Return a copy of each line that holds the string "data".

════════════════

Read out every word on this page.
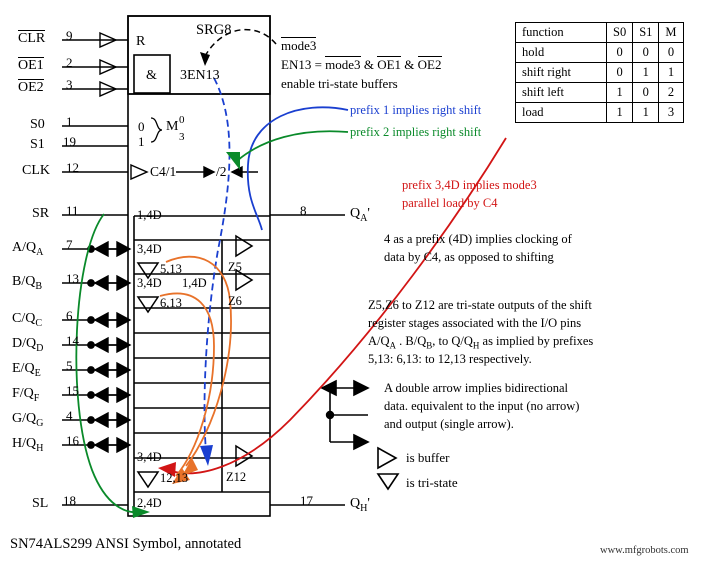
CLR 9
OE1 2
OE2 3
S0 1
S1 19
CLK 12
SR 11
$A/Q_A$
7
$B/Q_B$
13
$C/Q_C$
6
$D/Q_D$
14
$E/Q_E$
5
$F/Q_F$
15
$G/Q_G$
4
$H/Q_H$
16
SL 18
8	$Q_A'$
17	$Q_H'$
SRG8
R
& 3EN13
0
1
M 0
3
C4/1	/2
1,4D
3,4D
5,13
3,4D 1,4D
6,13
3,4D
12,13
2,4D
Z5
Z6
Z12
mode3
EN13 = mode3 & OE1 & OE2
enable tri-state buffers
prefix 1 implies right shift
prefix 2 implies right shift
prefix 3,4D implies mode3
parallel load by C4
4 as a prefix (4D) implies clocking of
data by C4, as opposed to shifting
Z5,Z6 to Z12 are tri-state outputs of the shift
register stages associated with the I/O pins
$A/Q_A$ . $B/Q_B$, to $Q/Q_H$ as implied by prefixes
5,13: 6,13: to 12,13 respectively.
A double arrow implies bidirectional
data. equivalent to the input (no arrow)
and output (single arrow).
is buffer
is tri-state
function	S0	S1	M
hold	0	0	0
shift right	0	1	1
shift left	1	0	2
load	1	1	3
SN74ALS299 ANSI Symbol, annotated	www.mfgrobots.com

════════════════

■ Answer in full
data by C4, as opposed to shifting
data. equivalent to the input (no arrow)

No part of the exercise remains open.